● Task goal: The expected response is the entire set of entries, copied exactly.

Dataset rows about figures:
------------
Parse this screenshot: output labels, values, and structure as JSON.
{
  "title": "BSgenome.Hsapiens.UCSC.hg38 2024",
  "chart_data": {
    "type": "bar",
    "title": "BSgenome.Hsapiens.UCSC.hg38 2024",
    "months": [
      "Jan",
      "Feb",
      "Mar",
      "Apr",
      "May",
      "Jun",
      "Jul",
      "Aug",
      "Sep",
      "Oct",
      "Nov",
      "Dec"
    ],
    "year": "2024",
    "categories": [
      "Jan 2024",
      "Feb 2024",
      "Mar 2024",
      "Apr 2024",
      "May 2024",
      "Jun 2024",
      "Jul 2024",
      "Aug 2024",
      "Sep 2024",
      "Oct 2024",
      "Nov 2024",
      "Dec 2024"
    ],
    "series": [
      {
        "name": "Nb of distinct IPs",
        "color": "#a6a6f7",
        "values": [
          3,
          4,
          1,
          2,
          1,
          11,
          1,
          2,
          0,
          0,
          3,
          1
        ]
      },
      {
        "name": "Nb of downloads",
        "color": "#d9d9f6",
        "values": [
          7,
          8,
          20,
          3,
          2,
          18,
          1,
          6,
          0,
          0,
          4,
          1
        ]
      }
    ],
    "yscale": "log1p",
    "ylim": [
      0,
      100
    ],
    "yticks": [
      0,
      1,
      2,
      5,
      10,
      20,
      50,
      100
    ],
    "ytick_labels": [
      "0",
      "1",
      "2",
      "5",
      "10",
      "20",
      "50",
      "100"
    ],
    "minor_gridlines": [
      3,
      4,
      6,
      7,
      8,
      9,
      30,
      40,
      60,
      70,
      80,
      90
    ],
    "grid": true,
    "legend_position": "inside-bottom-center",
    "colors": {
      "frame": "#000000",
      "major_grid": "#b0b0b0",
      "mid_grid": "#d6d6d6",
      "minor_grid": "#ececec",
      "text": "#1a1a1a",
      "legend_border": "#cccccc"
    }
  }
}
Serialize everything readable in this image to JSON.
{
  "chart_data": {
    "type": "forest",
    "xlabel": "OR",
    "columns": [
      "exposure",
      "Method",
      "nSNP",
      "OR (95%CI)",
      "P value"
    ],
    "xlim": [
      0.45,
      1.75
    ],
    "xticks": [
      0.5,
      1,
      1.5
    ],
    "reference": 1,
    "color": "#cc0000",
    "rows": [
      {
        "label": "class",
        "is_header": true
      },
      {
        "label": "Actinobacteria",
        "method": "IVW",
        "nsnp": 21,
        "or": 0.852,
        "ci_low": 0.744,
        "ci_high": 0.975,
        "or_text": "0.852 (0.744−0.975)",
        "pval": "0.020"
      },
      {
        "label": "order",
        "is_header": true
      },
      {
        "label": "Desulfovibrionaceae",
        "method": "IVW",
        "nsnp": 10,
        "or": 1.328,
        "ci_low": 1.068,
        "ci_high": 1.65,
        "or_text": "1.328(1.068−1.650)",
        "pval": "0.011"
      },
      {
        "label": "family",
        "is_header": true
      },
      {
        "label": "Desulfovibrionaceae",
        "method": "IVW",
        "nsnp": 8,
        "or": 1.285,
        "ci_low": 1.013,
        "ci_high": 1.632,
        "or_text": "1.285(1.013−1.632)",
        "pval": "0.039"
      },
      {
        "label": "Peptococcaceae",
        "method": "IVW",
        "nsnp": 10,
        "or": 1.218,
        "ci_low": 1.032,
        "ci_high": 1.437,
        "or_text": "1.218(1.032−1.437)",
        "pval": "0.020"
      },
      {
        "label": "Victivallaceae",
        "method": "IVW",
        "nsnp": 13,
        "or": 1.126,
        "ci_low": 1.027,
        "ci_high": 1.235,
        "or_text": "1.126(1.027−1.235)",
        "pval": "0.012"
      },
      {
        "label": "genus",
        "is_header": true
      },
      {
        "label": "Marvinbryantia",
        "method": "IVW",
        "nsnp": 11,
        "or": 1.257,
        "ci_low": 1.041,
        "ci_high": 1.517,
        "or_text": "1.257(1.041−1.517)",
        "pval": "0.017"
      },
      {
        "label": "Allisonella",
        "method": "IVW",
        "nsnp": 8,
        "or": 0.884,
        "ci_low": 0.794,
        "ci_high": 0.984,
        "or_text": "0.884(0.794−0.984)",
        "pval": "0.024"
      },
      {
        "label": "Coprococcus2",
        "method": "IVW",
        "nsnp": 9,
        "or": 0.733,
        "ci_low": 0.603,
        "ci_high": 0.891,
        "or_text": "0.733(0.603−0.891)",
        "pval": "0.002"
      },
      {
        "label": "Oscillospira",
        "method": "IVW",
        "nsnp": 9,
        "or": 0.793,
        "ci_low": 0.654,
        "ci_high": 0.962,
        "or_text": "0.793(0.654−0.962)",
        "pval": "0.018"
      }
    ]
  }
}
------------
● Result for this exercise:
Parse this screenshot: output labels, values, and structure as JSON.
{
  "title": "BSgenome.Hsapiens.UCSC.hg38 2024",
  "chart_data": {
    "type": "bar",
    "title": "BSgenome.Hsapiens.UCSC.hg38 2024",
    "months": [
      "Jan",
      "Feb",
      "Mar",
      "Apr",
      "May",
      "Jun",
      "Jul",
      "Aug",
      "Sep",
      "Oct",
      "Nov",
      "Dec"
    ],
    "year": "2024",
    "categories": [
      "Jan 2024",
      "Feb 2024",
      "Mar 2024",
      "Apr 2024",
      "May 2024",
      "Jun 2024",
      "Jul 2024",
      "Aug 2024",
      "Sep 2024",
      "Oct 2024",
      "Nov 2024",
      "Dec 2024"
    ],
    "series": [
      {
        "name": "Nb of distinct IPs",
        "color": "#a6a6f7",
        "values": [
          3,
          4,
          1,
          2,
          1,
          11,
          1,
          2,
          0,
          0,
          3,
          1
        ]
      },
      {
        "name": "Nb of downloads",
        "color": "#d9d9f6",
        "values": [
          7,
          8,
          20,
          3,
          2,
          18,
          1,
          6,
          0,
          0,
          4,
          1
        ]
      }
    ],
    "yscale": "log1p",
    "ylim": [
      0,
      100
    ],
    "yticks": [
      0,
      1,
      2,
      5,
      10,
      20,
      50,
      100
    ],
    "ytick_labels": [
      "0",
      "1",
      "2",
      "5",
      "10",
      "20",
      "50",
      "100"
    ],
    "minor_gridlines": [
      3,
      4,
      6,
      7,
      8,
      9,
      30,
      40,
      60,
      70,
      80,
      90
    ],
    "grid": true,
    "legend_position": "inside-bottom-center",
    "colors": {
      "frame": "#000000",
      "major_grid": "#b0b0b0",
      "mid_grid": "#d6d6d6",
      "minor_grid": "#ececec",
      "text": "#1a1a1a",
      "legend_border": "#cccccc"
    }
  }
}
Serialize everything readable in this image to JSON.
{
  "chart_data": {
    "type": "forest",
    "xlabel": "OR",
    "columns": [
      "exposure",
      "Method",
      "nSNP",
      "OR (95%CI)",
      "P value"
    ],
    "xlim": [
      0.45,
      1.75
    ],
    "xticks": [
      0.5,
      1,
      1.5
    ],
    "reference": 1,
    "color": "#cc0000",
    "rows": [
      {
        "label": "class",
        "is_header": true
      },
      {
        "label": "Actinobacteria",
        "method": "IVW",
        "nsnp": 21,
        "or": 0.852,
        "ci_low": 0.744,
        "ci_high": 0.975,
        "or_text": "0.852 (0.744−0.975)",
        "pval": "0.020"
      },
      {
        "label": "order",
        "is_header": true
      },
      {
        "label": "Desulfovibrionaceae",
        "method": "IVW",
        "nsnp": 10,
        "or": 1.328,
        "ci_low": 1.068,
        "ci_high": 1.65,
        "or_text": "1.328(1.068−1.650)",
        "pval": "0.011"
      },
      {
        "label": "family",
        "is_header": true
      },
      {
        "label": "Desulfovibrionaceae",
        "method": "IVW",
        "nsnp": 8,
        "or": 1.285,
        "ci_low": 1.013,
        "ci_high": 1.632,
        "or_text": "1.285(1.013−1.632)",
        "pval": "0.039"
      },
      {
        "label": "Peptococcaceae",
        "method": "IVW",
        "nsnp": 10,
        "or": 1.218,
        "ci_low": 1.032,
        "ci_high": 1.437,
        "or_text": "1.218(1.032−1.437)",
        "pval": "0.020"
      },
      {
        "label": "Victivallaceae",
        "method": "IVW",
        "nsnp": 13,
        "or": 1.126,
        "ci_low": 1.027,
        "ci_high": 1.235,
        "or_text": "1.126(1.027−1.235)",
        "pval": "0.012"
      },
      {
        "label": "genus",
        "is_header": true
      },
      {
        "label": "Marvinbryantia",
        "method": "IVW",
        "nsnp": 11,
        "or": 1.257,
        "ci_low": 1.041,
        "ci_high": 1.517,
        "or_text": "1.257(1.041−1.517)",
        "pval": "0.017"
      },
      {
        "label": "Allisonella",
        "method": "IVW",
        "nsnp": 8,
        "or": 0.884,
        "ci_low": 0.794,
        "ci_high": 0.984,
        "or_text": "0.884(0.794−0.984)",
        "pval": "0.024"
      },
      {
        "label": "Coprococcus2",
        "method": "IVW",
        "nsnp": 9,
        "or": 0.733,
        "ci_low": 0.603,
        "ci_high": 0.891,
        "or_text": "0.733(0.603−0.891)",
        "pval": "0.002"
      },
      {
        "label": "Oscillospira",
        "method": "IVW",
        "nsnp": 9,
        "or": 0.793,
        "ci_low": 0.654,
        "ci_high": 0.962,
        "or_text": "0.793(0.654−0.962)",
        "pval": "0.018"
      }
    ]
  }
}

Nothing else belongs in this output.